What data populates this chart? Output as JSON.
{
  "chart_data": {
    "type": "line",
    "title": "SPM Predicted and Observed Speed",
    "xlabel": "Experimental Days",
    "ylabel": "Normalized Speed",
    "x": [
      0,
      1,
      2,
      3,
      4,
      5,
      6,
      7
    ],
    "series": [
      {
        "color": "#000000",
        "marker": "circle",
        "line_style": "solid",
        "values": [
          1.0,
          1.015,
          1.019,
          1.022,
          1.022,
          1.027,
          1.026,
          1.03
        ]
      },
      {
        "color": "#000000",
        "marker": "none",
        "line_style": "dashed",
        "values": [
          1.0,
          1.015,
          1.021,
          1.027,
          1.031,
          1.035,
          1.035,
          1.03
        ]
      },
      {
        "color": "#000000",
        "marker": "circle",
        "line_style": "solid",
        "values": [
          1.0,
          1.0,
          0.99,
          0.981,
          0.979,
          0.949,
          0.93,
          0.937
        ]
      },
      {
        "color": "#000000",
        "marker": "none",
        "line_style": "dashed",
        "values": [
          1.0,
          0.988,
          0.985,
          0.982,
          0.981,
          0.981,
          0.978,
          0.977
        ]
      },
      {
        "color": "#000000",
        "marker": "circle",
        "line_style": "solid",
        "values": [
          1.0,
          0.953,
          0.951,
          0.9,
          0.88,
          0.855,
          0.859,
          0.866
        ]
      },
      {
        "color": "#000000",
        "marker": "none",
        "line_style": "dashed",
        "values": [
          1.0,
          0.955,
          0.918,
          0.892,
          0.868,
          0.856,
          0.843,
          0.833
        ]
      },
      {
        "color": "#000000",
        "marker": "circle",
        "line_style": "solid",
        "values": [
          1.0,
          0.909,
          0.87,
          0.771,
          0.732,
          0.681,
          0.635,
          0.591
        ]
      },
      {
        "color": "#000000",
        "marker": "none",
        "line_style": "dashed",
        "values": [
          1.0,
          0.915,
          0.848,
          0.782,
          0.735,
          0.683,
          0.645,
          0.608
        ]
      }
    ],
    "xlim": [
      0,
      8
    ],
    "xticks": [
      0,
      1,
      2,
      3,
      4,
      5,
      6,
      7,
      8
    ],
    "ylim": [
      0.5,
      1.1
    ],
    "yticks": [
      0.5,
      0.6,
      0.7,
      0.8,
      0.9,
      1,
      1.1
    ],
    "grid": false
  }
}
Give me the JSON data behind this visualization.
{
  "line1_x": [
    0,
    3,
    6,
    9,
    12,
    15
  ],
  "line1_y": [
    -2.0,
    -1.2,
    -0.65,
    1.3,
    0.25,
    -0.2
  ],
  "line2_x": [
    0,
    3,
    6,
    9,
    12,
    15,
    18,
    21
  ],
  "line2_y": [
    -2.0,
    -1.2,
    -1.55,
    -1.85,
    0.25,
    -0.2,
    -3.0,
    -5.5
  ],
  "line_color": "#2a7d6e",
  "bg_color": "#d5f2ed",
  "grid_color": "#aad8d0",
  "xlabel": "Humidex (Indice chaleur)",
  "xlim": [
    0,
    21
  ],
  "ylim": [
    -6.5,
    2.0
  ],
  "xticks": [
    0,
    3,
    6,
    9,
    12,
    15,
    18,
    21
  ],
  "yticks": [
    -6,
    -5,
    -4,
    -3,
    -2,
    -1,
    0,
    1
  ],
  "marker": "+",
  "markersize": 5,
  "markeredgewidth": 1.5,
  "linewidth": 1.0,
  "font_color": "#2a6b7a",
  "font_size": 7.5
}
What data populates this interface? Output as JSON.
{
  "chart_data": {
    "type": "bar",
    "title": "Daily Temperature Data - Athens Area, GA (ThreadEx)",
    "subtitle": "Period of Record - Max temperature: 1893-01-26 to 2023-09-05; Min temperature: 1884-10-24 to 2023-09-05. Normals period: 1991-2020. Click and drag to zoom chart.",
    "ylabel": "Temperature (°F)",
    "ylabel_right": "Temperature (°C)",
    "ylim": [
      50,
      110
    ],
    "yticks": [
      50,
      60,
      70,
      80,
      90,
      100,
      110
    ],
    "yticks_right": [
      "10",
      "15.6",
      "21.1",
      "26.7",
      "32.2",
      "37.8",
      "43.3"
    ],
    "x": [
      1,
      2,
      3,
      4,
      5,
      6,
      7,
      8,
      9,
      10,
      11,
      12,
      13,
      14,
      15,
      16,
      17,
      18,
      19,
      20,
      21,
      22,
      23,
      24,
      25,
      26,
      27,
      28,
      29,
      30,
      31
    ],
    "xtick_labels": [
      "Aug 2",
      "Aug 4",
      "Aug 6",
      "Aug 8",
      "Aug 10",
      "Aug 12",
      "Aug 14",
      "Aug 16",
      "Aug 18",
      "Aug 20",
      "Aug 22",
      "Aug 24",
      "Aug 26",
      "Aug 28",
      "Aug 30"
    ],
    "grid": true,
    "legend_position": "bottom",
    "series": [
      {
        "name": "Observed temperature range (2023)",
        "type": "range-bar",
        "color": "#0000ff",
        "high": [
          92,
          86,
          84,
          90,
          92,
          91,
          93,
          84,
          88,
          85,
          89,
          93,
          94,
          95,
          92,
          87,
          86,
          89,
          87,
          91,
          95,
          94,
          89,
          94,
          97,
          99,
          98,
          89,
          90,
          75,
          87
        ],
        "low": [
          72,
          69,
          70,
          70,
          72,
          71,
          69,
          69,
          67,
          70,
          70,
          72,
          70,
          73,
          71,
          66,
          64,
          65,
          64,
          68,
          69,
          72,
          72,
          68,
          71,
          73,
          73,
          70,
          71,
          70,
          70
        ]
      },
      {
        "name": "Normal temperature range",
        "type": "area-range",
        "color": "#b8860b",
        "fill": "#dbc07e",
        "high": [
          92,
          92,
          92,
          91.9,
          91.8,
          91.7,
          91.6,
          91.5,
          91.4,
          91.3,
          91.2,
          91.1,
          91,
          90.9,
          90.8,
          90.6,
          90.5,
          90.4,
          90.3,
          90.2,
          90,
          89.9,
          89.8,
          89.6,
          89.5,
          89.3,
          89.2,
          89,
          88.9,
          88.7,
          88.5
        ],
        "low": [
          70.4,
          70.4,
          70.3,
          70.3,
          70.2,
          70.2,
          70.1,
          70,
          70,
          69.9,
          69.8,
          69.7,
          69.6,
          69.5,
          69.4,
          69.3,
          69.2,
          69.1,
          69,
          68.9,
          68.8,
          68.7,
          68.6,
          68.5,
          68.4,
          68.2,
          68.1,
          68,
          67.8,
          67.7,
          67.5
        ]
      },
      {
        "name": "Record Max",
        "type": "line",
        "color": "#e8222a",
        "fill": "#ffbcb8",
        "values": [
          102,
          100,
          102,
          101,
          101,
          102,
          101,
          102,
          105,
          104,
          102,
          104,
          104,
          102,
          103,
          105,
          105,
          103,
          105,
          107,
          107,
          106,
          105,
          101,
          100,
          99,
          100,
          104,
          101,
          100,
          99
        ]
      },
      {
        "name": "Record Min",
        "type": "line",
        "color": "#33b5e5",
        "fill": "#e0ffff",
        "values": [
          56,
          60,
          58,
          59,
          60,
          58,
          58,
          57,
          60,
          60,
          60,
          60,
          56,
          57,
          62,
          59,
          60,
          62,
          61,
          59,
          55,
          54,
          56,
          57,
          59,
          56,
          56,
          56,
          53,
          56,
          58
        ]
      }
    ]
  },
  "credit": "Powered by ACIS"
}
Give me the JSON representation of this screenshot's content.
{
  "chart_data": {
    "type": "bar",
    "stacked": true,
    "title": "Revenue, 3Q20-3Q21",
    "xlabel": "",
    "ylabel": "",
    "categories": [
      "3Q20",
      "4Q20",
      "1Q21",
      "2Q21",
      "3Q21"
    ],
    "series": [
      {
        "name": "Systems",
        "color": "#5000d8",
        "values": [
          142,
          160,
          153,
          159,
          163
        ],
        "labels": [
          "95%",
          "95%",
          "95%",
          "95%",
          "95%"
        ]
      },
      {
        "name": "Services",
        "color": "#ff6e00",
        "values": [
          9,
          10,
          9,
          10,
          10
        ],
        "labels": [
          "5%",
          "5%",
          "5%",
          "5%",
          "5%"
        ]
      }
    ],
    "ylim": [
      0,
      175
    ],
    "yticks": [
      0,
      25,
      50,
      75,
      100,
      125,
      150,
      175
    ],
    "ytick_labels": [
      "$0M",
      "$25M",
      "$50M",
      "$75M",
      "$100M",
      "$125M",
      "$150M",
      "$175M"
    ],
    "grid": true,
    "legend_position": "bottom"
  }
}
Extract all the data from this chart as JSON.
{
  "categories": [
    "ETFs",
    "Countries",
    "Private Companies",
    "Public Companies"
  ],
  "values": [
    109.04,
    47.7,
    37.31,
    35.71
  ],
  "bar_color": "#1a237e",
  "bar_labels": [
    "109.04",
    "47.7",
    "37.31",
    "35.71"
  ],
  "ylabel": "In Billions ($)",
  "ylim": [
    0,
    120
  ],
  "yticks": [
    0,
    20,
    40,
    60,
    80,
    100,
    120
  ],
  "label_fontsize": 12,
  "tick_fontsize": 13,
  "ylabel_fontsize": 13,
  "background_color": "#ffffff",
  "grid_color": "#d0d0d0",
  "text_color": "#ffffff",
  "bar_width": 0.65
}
_ _ _ _ _ _ _
Problem requirements: Extract, from the material above, each line holding the word "Record".

Finished task:
    "subtitle": "Period of Record - Max temperature: 1893-01-26 to 2023-09-05; Min temperature: 1884-10-24 to 2023-09-05. Normals period: 1991-2020. Click and drag to zoom chart.",
        "name": "Record Max",
        "name": "Record Min",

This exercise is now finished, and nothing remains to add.